───── Task inputs ─────

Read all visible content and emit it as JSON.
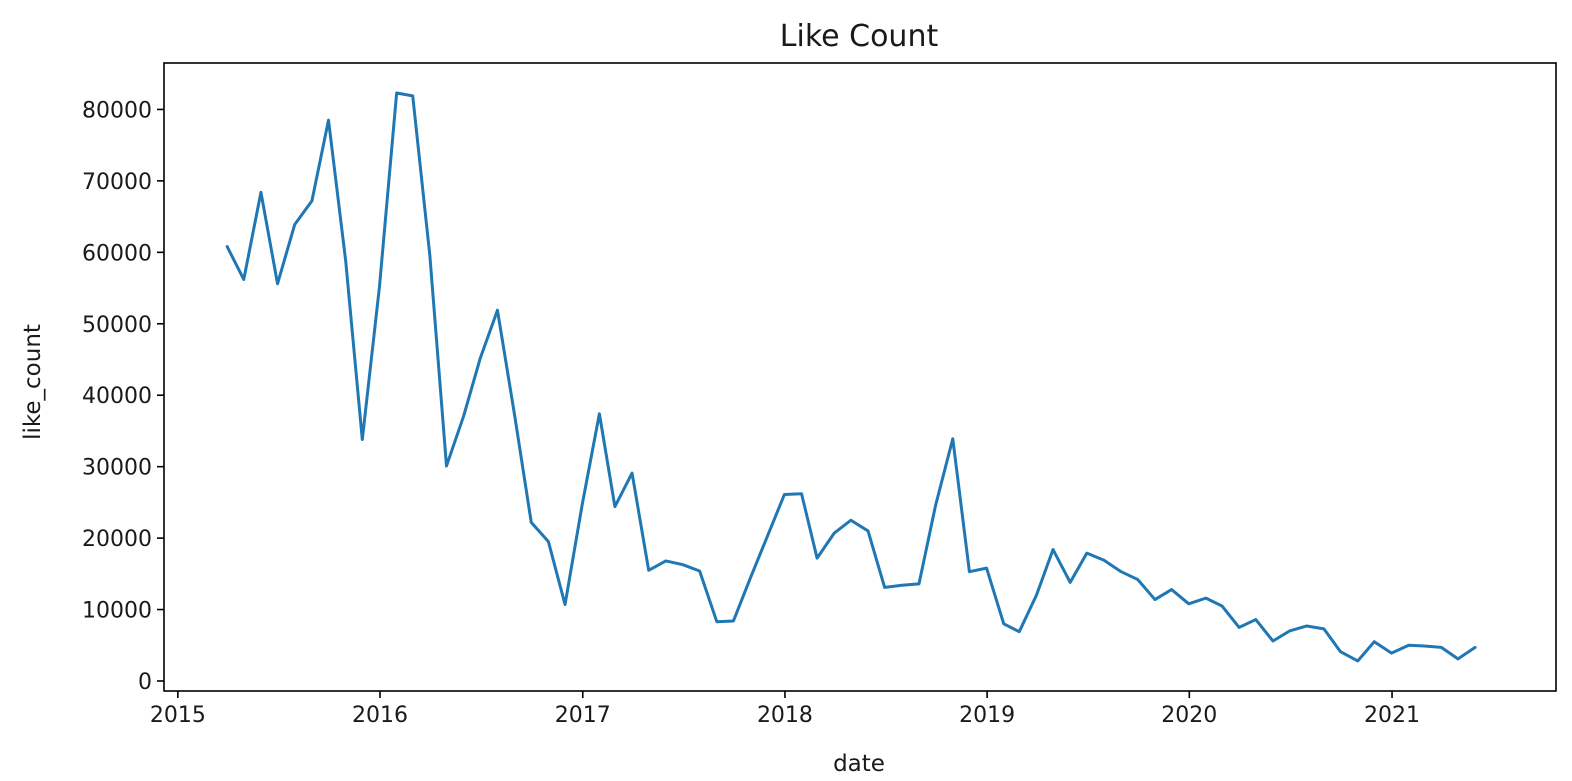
{
  "chart_data": {
    "type": "line",
    "title": "Like Count",
    "xlabel": "date",
    "ylabel": "like_count",
    "x_ticks": [
      "2015",
      "2016",
      "2017",
      "2018",
      "2019",
      "2020",
      "2021"
    ],
    "y_ticks": [
      "0",
      "10000",
      "20000",
      "30000",
      "40000",
      "50000",
      "60000",
      "70000",
      "80000"
    ],
    "xlim": [
      "2014-12-07",
      "2021-10-24"
    ],
    "ylim": [
      -1400,
      86500
    ],
    "grid": false,
    "line_color": "#1f77b4",
    "series": [
      {
        "x": [
          "2015-03-31",
          "2015-04-30",
          "2015-05-31",
          "2015-06-30",
          "2015-07-31",
          "2015-08-31",
          "2015-09-30",
          "2015-10-31",
          "2015-11-30",
          "2015-12-31",
          "2016-01-31",
          "2016-02-29",
          "2016-03-31",
          "2016-04-30",
          "2016-05-31",
          "2016-06-30",
          "2016-07-31",
          "2016-08-31",
          "2016-09-30",
          "2016-10-31",
          "2016-11-30",
          "2016-12-31",
          "2017-01-31",
          "2017-02-28",
          "2017-03-31",
          "2017-04-30",
          "2017-05-31",
          "2017-06-30",
          "2017-07-31",
          "2017-08-31",
          "2017-09-30",
          "2017-10-31",
          "2017-11-30",
          "2017-12-31",
          "2018-01-31",
          "2018-02-28",
          "2018-03-31",
          "2018-04-30",
          "2018-05-31",
          "2018-06-30",
          "2018-07-31",
          "2018-08-31",
          "2018-09-30",
          "2018-10-31",
          "2018-11-30",
          "2018-12-31",
          "2019-01-31",
          "2019-02-28",
          "2019-03-31",
          "2019-04-30",
          "2019-05-31",
          "2019-06-30",
          "2019-07-31",
          "2019-08-31",
          "2019-09-30",
          "2019-10-31",
          "2019-11-30",
          "2019-12-31",
          "2020-01-31",
          "2020-02-29",
          "2020-03-31",
          "2020-04-30",
          "2020-05-31",
          "2020-06-30",
          "2020-07-31",
          "2020-08-31",
          "2020-09-30",
          "2020-10-31",
          "2020-11-30",
          "2020-12-31",
          "2021-01-31",
          "2021-02-28",
          "2021-03-31",
          "2021-04-30",
          "2021-05-31"
        ],
        "values": [
          60800,
          56200,
          68400,
          55600,
          63900,
          67200,
          78500,
          58800,
          33800,
          55200,
          82300,
          81900,
          59500,
          30100,
          37100,
          45200,
          51900,
          37200,
          22200,
          19500,
          10700,
          24700,
          37400,
          24400,
          29100,
          15500,
          16800,
          16300,
          15400,
          8300,
          8400,
          14500,
          20200,
          26100,
          26200,
          17200,
          20700,
          22500,
          21000,
          13100,
          13400,
          13600,
          24600,
          33900,
          15300,
          15800,
          8000,
          6900,
          12000,
          18400,
          13800,
          17900,
          16900,
          15300,
          14200,
          11400,
          12800,
          10800,
          11600,
          10500,
          7500,
          8600,
          5600,
          7000,
          7700,
          7300,
          4100,
          2800,
          5500,
          3900,
          5000,
          4900,
          4700,
          3100,
          4700
        ]
      }
    ]
  }
}
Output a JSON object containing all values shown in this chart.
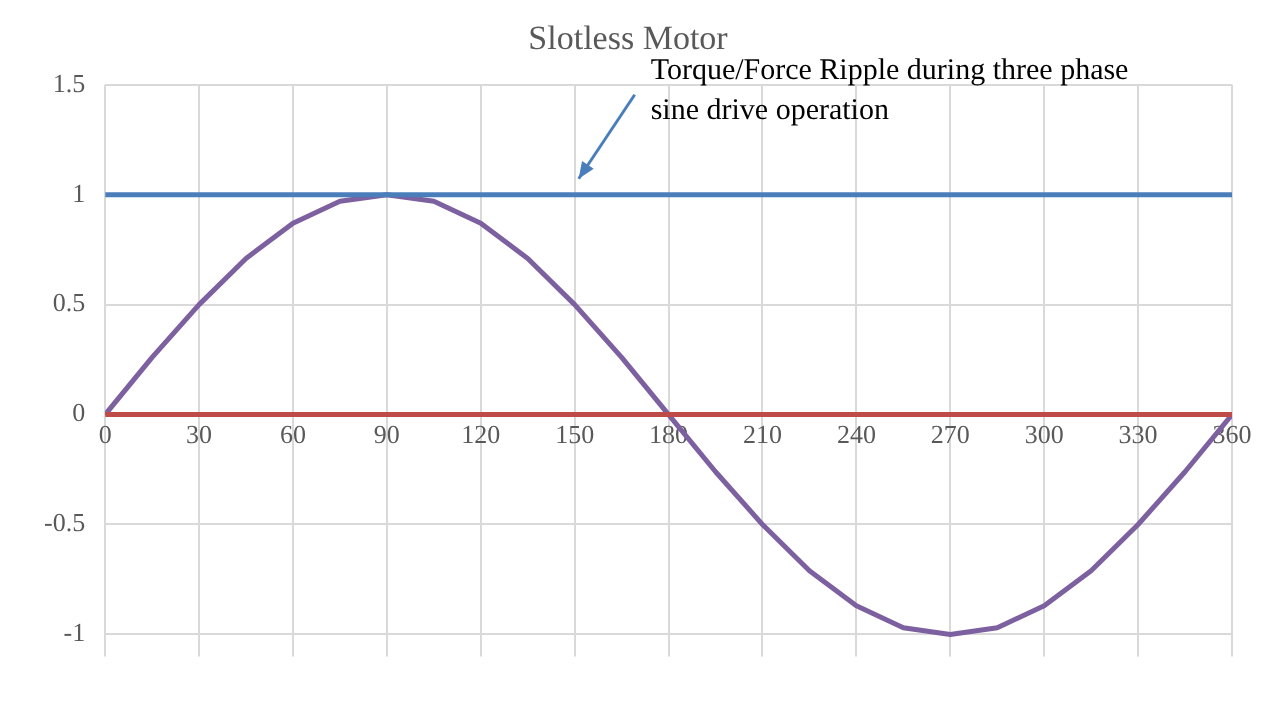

─────

What to work on: All entries are to be retyped exactly. Omit any embedded images.

Full answer:
Read all visible content and emit it as JSON.
{
  "chart_data": {
    "type": "line",
    "title": "Like Count",
    "xlabel": "date",
    "ylabel": "like_count",
    "x_ticks": [
      "2015",
      "2016",
      "2017",
      "2018",
      "2019",
      "2020",
      "2021"
    ],
    "y_ticks": [
      "0",
      "10000",
      "20000",
      "30000",
      "40000",
      "50000",
      "60000",
      "70000",
      "80000"
    ],
    "xlim": [
      "2014-12-07",
      "2021-10-24"
    ],
    "ylim": [
      -1400,
      86500
    ],
    "grid": false,
    "line_color": "#1f77b4",
    "series": [
      {
        "x": [
          "2015-03-31",
          "2015-04-30",
          "2015-05-31",
          "2015-06-30",
          "2015-07-31",
          "2015-08-31",
          "2015-09-30",
          "2015-10-31",
          "2015-11-30",
          "2015-12-31",
          "2016-01-31",
          "2016-02-29",
          "2016-03-31",
          "2016-04-30",
          "2016-05-31",
          "2016-06-30",
          "2016-07-31",
          "2016-08-31",
          "2016-09-30",
          "2016-10-31",
          "2016-11-30",
          "2016-12-31",
          "2017-01-31",
          "2017-02-28",
          "2017-03-31",
          "2017-04-30",
          "2017-05-31",
          "2017-06-30",
          "2017-07-31",
          "2017-08-31",
          "2017-09-30",
          "2017-10-31",
          "2017-11-30",
          "2017-12-31",
          "2018-01-31",
          "2018-02-28",
          "2018-03-31",
          "2018-04-30",
          "2018-05-31",
          "2018-06-30",
          "2018-07-31",
          "2018-08-31",
          "2018-09-30",
          "2018-10-31",
          "2018-11-30",
          "2018-12-31",
          "2019-01-31",
          "2019-02-28",
          "2019-03-31",
          "2019-04-30",
          "2019-05-31",
          "2019-06-30",
          "2019-07-31",
          "2019-08-31",
          "2019-09-30",
          "2019-10-31",
          "2019-11-30",
          "2019-12-31",
          "2020-01-31",
          "2020-02-29",
          "2020-03-31",
          "2020-04-30",
          "2020-05-31",
          "2020-06-30",
          "2020-07-31",
          "2020-08-31",
          "2020-09-30",
          "2020-10-31",
          "2020-11-30",
          "2020-12-31",
          "2021-01-31",
          "2021-02-28",
          "2021-03-31",
          "2021-04-30",
          "2021-05-31"
        ],
        "values": [
          60800,
          56200,
          68400,
          55600,
          63900,
          67200,
          78500,
          58800,
          33800,
          55200,
          82300,
          81900,
          59500,
          30100,
          37100,
          45200,
          51900,
          37200,
          22200,
          19500,
          10700,
          24700,
          37400,
          24400,
          29100,
          15500,
          16800,
          16300,
          15400,
          8300,
          8400,
          14500,
          20200,
          26100,
          26200,
          17200,
          20700,
          22500,
          21000,
          13100,
          13400,
          13600,
          24600,
          33900,
          15300,
          15800,
          8000,
          6900,
          12000,
          18400,
          13800,
          17900,
          16900,
          15300,
          14200,
          11400,
          12800,
          10800,
          11600,
          10500,
          7500,
          8600,
          5600,
          7000,
          7700,
          7300,
          4100,
          2800,
          5500,
          3900,
          5000,
          4900,
          4700,
          3100,
          4700
        ]
      }
    ]
  }
}
Output a JSON object containing all values shown in this chart.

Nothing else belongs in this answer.